WHAT TO PRODUCE: Write the material out again, line by line, exactly as it is.
== == ==
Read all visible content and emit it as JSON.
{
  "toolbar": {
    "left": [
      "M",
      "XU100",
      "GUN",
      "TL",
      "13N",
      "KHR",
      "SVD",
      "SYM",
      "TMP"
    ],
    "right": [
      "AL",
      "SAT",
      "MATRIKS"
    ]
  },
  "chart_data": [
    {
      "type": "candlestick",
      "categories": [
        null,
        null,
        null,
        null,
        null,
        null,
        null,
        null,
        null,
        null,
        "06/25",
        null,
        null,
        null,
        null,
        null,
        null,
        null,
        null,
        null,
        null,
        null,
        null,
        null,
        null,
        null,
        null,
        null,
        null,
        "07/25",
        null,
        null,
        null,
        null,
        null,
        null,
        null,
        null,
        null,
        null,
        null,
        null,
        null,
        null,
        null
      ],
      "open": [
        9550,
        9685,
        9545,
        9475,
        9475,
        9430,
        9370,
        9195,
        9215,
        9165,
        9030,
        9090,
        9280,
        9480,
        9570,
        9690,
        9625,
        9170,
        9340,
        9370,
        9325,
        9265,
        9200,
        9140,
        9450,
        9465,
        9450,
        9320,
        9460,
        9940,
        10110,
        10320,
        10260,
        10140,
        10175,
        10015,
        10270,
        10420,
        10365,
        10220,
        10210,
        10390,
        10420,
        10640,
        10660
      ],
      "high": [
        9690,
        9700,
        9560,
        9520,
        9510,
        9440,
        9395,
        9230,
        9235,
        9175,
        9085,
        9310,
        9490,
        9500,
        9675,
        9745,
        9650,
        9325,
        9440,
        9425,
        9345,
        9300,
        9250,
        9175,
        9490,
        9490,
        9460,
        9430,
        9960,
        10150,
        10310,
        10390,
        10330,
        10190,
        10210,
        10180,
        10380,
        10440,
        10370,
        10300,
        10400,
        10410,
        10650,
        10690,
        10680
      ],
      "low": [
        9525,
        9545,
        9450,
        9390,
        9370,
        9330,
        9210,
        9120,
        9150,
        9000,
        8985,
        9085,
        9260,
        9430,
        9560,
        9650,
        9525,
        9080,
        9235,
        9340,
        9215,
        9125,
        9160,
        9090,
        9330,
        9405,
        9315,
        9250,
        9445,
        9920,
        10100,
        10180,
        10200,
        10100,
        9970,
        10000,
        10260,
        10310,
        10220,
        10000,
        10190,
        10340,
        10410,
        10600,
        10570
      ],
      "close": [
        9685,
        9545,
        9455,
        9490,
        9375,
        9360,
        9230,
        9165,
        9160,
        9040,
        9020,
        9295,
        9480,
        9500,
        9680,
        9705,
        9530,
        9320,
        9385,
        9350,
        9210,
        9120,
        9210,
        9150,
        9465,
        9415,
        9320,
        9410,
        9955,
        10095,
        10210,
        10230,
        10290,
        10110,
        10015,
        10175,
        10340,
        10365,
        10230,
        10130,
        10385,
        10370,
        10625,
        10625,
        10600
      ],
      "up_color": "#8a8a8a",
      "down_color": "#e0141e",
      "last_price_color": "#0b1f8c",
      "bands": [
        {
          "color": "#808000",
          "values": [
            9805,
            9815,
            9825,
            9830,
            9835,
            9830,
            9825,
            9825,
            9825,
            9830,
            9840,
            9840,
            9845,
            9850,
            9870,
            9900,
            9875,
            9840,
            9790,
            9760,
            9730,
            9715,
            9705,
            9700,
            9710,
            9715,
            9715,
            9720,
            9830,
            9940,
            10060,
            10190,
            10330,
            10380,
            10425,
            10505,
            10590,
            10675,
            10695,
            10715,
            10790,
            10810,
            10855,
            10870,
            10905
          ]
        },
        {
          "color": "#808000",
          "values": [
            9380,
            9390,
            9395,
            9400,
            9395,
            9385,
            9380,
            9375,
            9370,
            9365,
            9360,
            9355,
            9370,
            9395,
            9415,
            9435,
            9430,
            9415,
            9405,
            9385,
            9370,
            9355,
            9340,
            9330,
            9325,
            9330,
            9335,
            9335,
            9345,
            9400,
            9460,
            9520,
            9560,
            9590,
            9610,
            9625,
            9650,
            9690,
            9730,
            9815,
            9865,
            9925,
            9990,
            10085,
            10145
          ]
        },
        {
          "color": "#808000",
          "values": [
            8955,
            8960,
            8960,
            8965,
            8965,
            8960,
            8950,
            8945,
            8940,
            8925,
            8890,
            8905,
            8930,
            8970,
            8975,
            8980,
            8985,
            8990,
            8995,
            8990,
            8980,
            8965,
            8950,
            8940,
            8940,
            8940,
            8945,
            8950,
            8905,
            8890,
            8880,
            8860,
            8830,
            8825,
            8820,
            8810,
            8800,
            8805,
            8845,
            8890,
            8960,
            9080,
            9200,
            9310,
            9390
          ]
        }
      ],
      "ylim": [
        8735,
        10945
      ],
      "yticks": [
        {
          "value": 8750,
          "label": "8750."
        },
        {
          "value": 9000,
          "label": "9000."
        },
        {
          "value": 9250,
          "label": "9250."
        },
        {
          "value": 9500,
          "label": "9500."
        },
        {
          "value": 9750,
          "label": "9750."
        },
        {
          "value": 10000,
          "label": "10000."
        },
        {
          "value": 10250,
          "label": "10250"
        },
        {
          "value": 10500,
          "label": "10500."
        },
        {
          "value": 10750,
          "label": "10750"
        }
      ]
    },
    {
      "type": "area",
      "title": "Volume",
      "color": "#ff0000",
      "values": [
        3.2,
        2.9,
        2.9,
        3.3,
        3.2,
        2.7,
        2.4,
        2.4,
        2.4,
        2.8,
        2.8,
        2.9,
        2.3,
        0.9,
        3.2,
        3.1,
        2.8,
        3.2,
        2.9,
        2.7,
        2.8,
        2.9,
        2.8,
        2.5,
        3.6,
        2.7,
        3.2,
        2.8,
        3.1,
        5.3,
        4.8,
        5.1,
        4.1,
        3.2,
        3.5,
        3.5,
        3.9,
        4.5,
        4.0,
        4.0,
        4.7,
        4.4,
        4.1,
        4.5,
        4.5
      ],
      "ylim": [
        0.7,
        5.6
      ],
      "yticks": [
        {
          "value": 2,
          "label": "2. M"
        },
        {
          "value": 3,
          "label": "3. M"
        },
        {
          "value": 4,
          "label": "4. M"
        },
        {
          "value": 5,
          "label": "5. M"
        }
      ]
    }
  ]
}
== == ==
RESPONSE:
Read all visible content and emit it as JSON.
{
  "toolbar": {
    "left": [
      "M",
      "XU100",
      "GUN",
      "TL",
      "13N",
      "KHR",
      "SVD",
      "SYM",
      "TMP"
    ],
    "right": [
      "AL",
      "SAT",
      "MATRIKS"
    ]
  },
  "chart_data": [
    {
      "type": "candlestick",
      "categories": [
        null,
        null,
        null,
        null,
        null,
        null,
        null,
        null,
        null,
        null,
        "06/25",
        null,
        null,
        null,
        null,
        null,
        null,
        null,
        null,
        null,
        null,
        null,
        null,
        null,
        null,
        null,
        null,
        null,
        null,
        "07/25",
        null,
        null,
        null,
        null,
        null,
        null,
        null,
        null,
        null,
        null,
        null,
        null,
        null,
        null,
        null
      ],
      "open": [
        9550,
        9685,
        9545,
        9475,
        9475,
        9430,
        9370,
        9195,
        9215,
        9165,
        9030,
        9090,
        9280,
        9480,
        9570,
        9690,
        9625,
        9170,
        9340,
        9370,
        9325,
        9265,
        9200,
        9140,
        9450,
        9465,
        9450,
        9320,
        9460,
        9940,
        10110,
        10320,
        10260,
        10140,
        10175,
        10015,
        10270,
        10420,
        10365,
        10220,
        10210,
        10390,
        10420,
        10640,
        10660
      ],
      "high": [
        9690,
        9700,
        9560,
        9520,
        9510,
        9440,
        9395,
        9230,
        9235,
        9175,
        9085,
        9310,
        9490,
        9500,
        9675,
        9745,
        9650,
        9325,
        9440,
        9425,
        9345,
        9300,
        9250,
        9175,
        9490,
        9490,
        9460,
        9430,
        9960,
        10150,
        10310,
        10390,
        10330,
        10190,
        10210,
        10180,
        10380,
        10440,
        10370,
        10300,
        10400,
        10410,
        10650,
        10690,
        10680
      ],
      "low": [
        9525,
        9545,
        9450,
        9390,
        9370,
        9330,
        9210,
        9120,
        9150,
        9000,
        8985,
        9085,
        9260,
        9430,
        9560,
        9650,
        9525,
        9080,
        9235,
        9340,
        9215,
        9125,
        9160,
        9090,
        9330,
        9405,
        9315,
        9250,
        9445,
        9920,
        10100,
        10180,
        10200,
        10100,
        9970,
        10000,
        10260,
        10310,
        10220,
        10000,
        10190,
        10340,
        10410,
        10600,
        10570
      ],
      "close": [
        9685,
        9545,
        9455,
        9490,
        9375,
        9360,
        9230,
        9165,
        9160,
        9040,
        9020,
        9295,
        9480,
        9500,
        9680,
        9705,
        9530,
        9320,
        9385,
        9350,
        9210,
        9120,
        9210,
        9150,
        9465,
        9415,
        9320,
        9410,
        9955,
        10095,
        10210,
        10230,
        10290,
        10110,
        10015,
        10175,
        10340,
        10365,
        10230,
        10130,
        10385,
        10370,
        10625,
        10625,
        10600
      ],
      "up_color": "#8a8a8a",
      "down_color": "#e0141e",
      "last_price_color": "#0b1f8c",
      "bands": [
        {
          "color": "#808000",
          "values": [
            9805,
            9815,
            9825,
            9830,
            9835,
            9830,
            9825,
            9825,
            9825,
            9830,
            9840,
            9840,
            9845,
            9850,
            9870,
            9900,
            9875,
            9840,
            9790,
            9760,
            9730,
            9715,
            9705,
            9700,
            9710,
            9715,
            9715,
            9720,
            9830,
            9940,
            10060,
            10190,
            10330,
            10380,
            10425,
            10505,
            10590,
            10675,
            10695,
            10715,
            10790,
            10810,
            10855,
            10870,
            10905
          ]
        },
        {
          "color": "#808000",
          "values": [
            9380,
            9390,
            9395,
            9400,
            9395,
            9385,
            9380,
            9375,
            9370,
            9365,
            9360,
            9355,
            9370,
            9395,
            9415,
            9435,
            9430,
            9415,
            9405,
            9385,
            9370,
            9355,
            9340,
            9330,
            9325,
            9330,
            9335,
            9335,
            9345,
            9400,
            9460,
            9520,
            9560,
            9590,
            9610,
            9625,
            9650,
            9690,
            9730,
            9815,
            9865,
            9925,
            9990,
            10085,
            10145
          ]
        },
        {
          "color": "#808000",
          "values": [
            8955,
            8960,
            8960,
            8965,
            8965,
            8960,
            8950,
            8945,
            8940,
            8925,
            8890,
            8905,
            8930,
            8970,
            8975,
            8980,
            8985,
            8990,
            8995,
            8990,
            8980,
            8965,
            8950,
            8940,
            8940,
            8940,
            8945,
            8950,
            8905,
            8890,
            8880,
            8860,
            8830,
            8825,
            8820,
            8810,
            8800,
            8805,
            8845,
            8890,
            8960,
            9080,
            9200,
            9310,
            9390
          ]
        }
      ],
      "ylim": [
        8735,
        10945
      ],
      "yticks": [
        {
          "value": 8750,
          "label": "8750."
        },
        {
          "value": 9000,
          "label": "9000."
        },
        {
          "value": 9250,
          "label": "9250."
        },
        {
          "value": 9500,
          "label": "9500."
        },
        {
          "value": 9750,
          "label": "9750."
        },
        {
          "value": 10000,
          "label": "10000."
        },
        {
          "value": 10250,
          "label": "10250"
        },
        {
          "value": 10500,
          "label": "10500."
        },
        {
          "value": 10750,
          "label": "10750"
        }
      ]
    },
    {
      "type": "area",
      "title": "Volume",
      "color": "#ff0000",
      "values": [
        3.2,
        2.9,
        2.9,
        3.3,
        3.2,
        2.7,
        2.4,
        2.4,
        2.4,
        2.8,
        2.8,
        2.9,
        2.3,
        0.9,
        3.2,
        3.1,
        2.8,
        3.2,
        2.9,
        2.7,
        2.8,
        2.9,
        2.8,
        2.5,
        3.6,
        2.7,
        3.2,
        2.8,
        3.1,
        5.3,
        4.8,
        5.1,
        4.1,
        3.2,
        3.5,
        3.5,
        3.9,
        4.5,
        4.0,
        4.0,
        4.7,
        4.4,
        4.1,
        4.5,
        4.5
      ],
      "ylim": [
        0.7,
        5.6
      ],
      "yticks": [
        {
          "value": 2,
          "label": "2. M"
        },
        {
          "value": 3,
          "label": "3. M"
        },
        {
          "value": 4,
          "label": "4. M"
        },
        {
          "value": 5,
          "label": "5. M"
        }
      ]
    }
  ]
}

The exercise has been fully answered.